WRITTEN INSTRUCTION ->
Render the material again word for word, skipping the pictures in it.

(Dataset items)
****
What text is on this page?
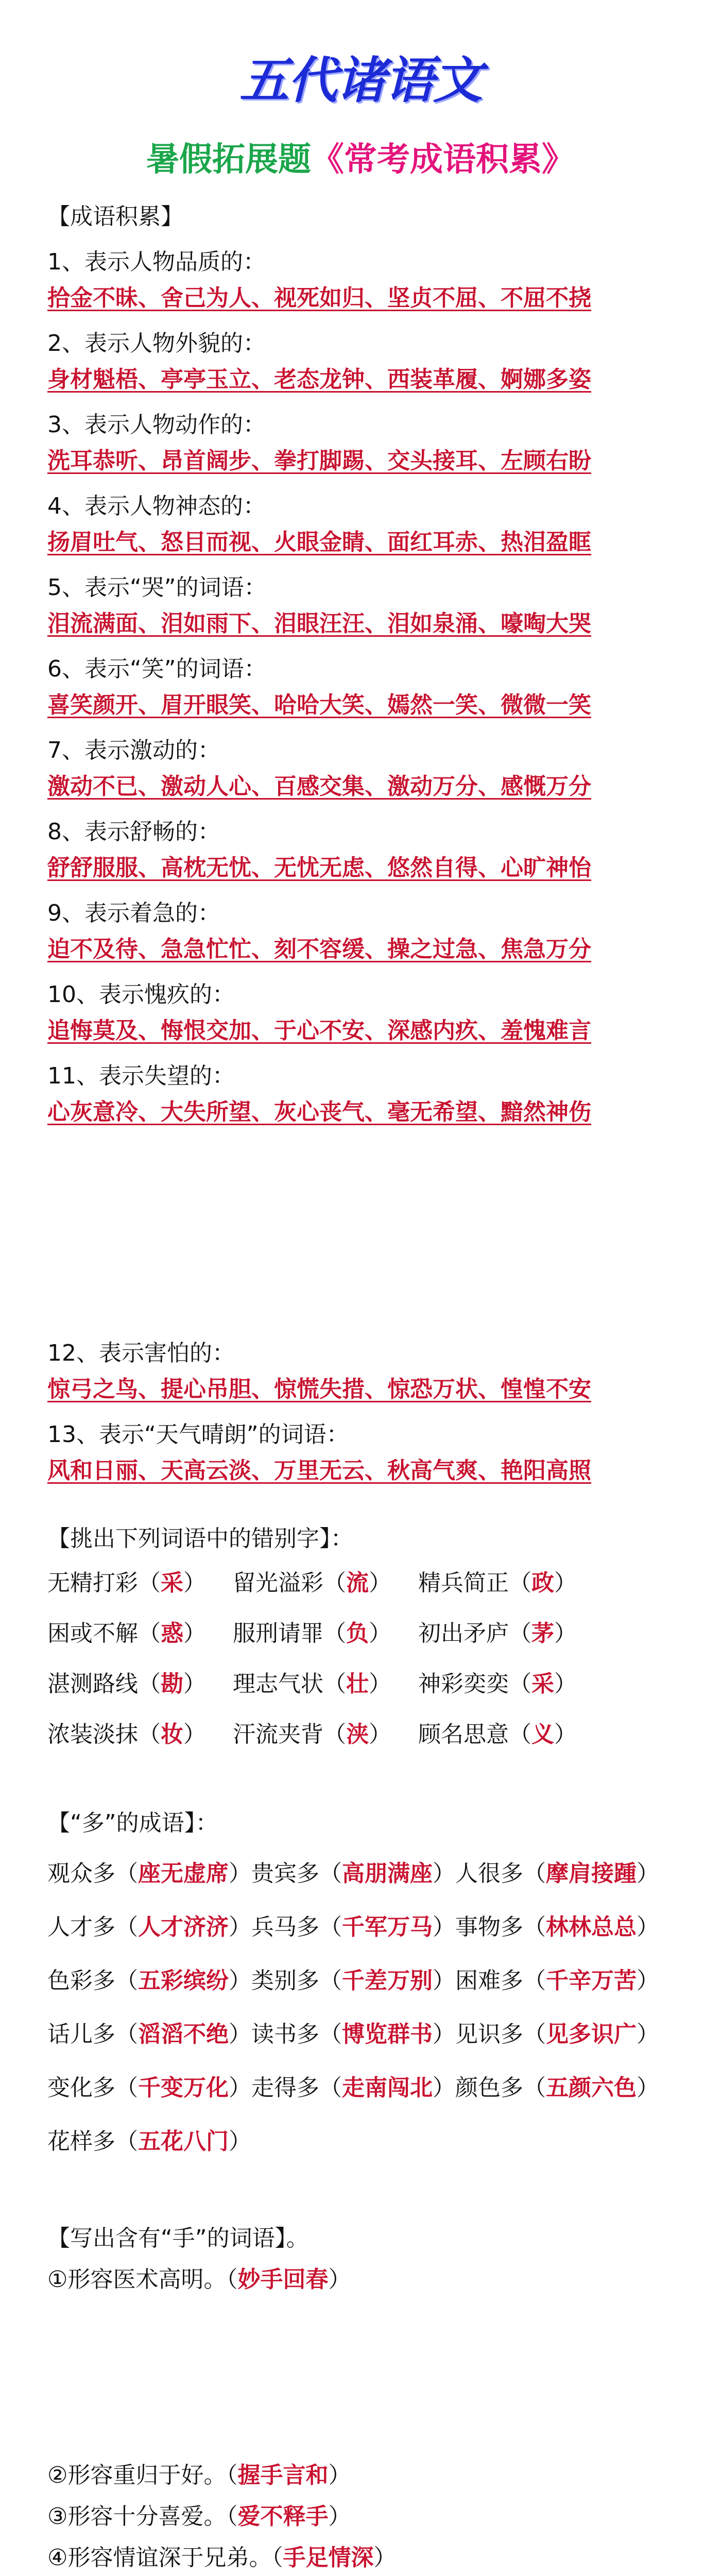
五代诸语文
暑假拓展题《常考成语积累》

【成语积累】

1、表示人物品质的：

拾金不昧、舍己为人、视死如归、坚贞不屈、不屈不挠

2、表示人物外貌的：

身材魁梧、亭亭玉立、老态龙钟、西装革履、婀娜多姿

3、表示人物动作的：

洗耳恭听、昂首阔步、拳打脚踢、交头接耳、左顾右盼

4、表示人物神态的：

扬眉吐气、怒目而视、火眼金睛、面红耳赤、热泪盈眶

5、表示“哭”的词语：

泪流满面、泪如雨下、泪眼汪汪、泪如泉涌、嚎啕大哭

6、表示“笑”的词语：

喜笑颜开、眉开眼笑、哈哈大笑、嫣然一笑、微微一笑

7、表示激动的：

激动不已、激动人心、百感交集、激动万分、感慨万分

8、表示舒畅的：

舒舒服服、高枕无忧、无忧无虑、悠然自得、心旷神怡

9、表示着急的：

迫不及待、急急忙忙、刻不容缓、操之过急、焦急万分

10、表示愧疚的：

追悔莫及、悔恨交加、于心不安、深感内疚、羞愧难言

11、表示失望的：

心灰意冷、大失所望、灰心丧气、毫无希望、黯然神伤

12、表示害怕的：

惊弓之鸟、提心吊胆、惊慌失措、惊恐万状、惶惶不安

13、表示“天气晴朗”的词语：

风和日丽、天高云淡、万里无云、秋高气爽、艳阳高照

【挑出下列词语中的错别字】：

无精打彩（采）	留光溢彩（流）	精兵简正（政）
困或不解（惑）	服刑请罪（负）	初出矛庐（茅）
湛测路线（勘）	理志气状（壮）	神彩奕奕（采）
浓装淡抹（妆）	汗流夹背（浃）	顾名思意（义）

【“多”的成语】：

观众多（座无虚席）贵宾多（高朋满座）人很多（摩肩接踵）

人才多（人才济济）兵马多（千军万马）事物多（林林总总）

色彩多（五彩缤纷）类别多（千差万别）困难多（千辛万苦）

话儿多（滔滔不绝）读书多（博览群书）见识多（见多识广）

变化多（千变万化）走得多（走南闯北）颜色多（五颜六色）

花样多（五花八门）

【写出含有“手”的词语】。

①形容医术高明。（妙手回春）

②形容重归于好。（握手言和）

③形容十分喜爱。（爱不释手）

④形容情谊深于兄弟。（手足情深）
****
FINAL ANSWER ->
What text is on this page?
五代诸语文
暑假拓展题《常考成语积累》

【成语积累】

1、表示人物品质的：

拾金不昧、舍己为人、视死如归、坚贞不屈、不屈不挠

2、表示人物外貌的：

身材魁梧、亭亭玉立、老态龙钟、西装革履、婀娜多姿

3、表示人物动作的：

洗耳恭听、昂首阔步、拳打脚踢、交头接耳、左顾右盼

4、表示人物神态的：

扬眉吐气、怒目而视、火眼金睛、面红耳赤、热泪盈眶

5、表示“哭”的词语：

泪流满面、泪如雨下、泪眼汪汪、泪如泉涌、嚎啕大哭

6、表示“笑”的词语：

喜笑颜开、眉开眼笑、哈哈大笑、嫣然一笑、微微一笑

7、表示激动的：

激动不已、激动人心、百感交集、激动万分、感慨万分

8、表示舒畅的：

舒舒服服、高枕无忧、无忧无虑、悠然自得、心旷神怡

9、表示着急的：

迫不及待、急急忙忙、刻不容缓、操之过急、焦急万分

10、表示愧疚的：

追悔莫及、悔恨交加、于心不安、深感内疚、羞愧难言

11、表示失望的：

心灰意冷、大失所望、灰心丧气、毫无希望、黯然神伤

12、表示害怕的：

惊弓之鸟、提心吊胆、惊慌失措、惊恐万状、惶惶不安

13、表示“天气晴朗”的词语：

风和日丽、天高云淡、万里无云、秋高气爽、艳阳高照

【挑出下列词语中的错别字】：

无精打彩（采）	留光溢彩（流）	精兵简正（政）
困或不解（惑）	服刑请罪（负）	初出矛庐（茅）
湛测路线（勘）	理志气状（壮）	神彩奕奕（采）
浓装淡抹（妆）	汗流夹背（浃）	顾名思意（义）

【“多”的成语】：

观众多（座无虚席）贵宾多（高朋满座）人很多（摩肩接踵）

人才多（人才济济）兵马多（千军万马）事物多（林林总总）

色彩多（五彩缤纷）类别多（千差万别）困难多（千辛万苦）

话儿多（滔滔不绝）读书多（博览群书）见识多（见多识广）

变化多（千变万化）走得多（走南闯北）颜色多（五颜六色）

花样多（五花八门）

【写出含有“手”的词语】。

①形容医术高明。（妙手回春）

②形容重归于好。（握手言和）

③形容十分喜爱。（爱不释手）

④形容情谊深于兄弟。（手足情深）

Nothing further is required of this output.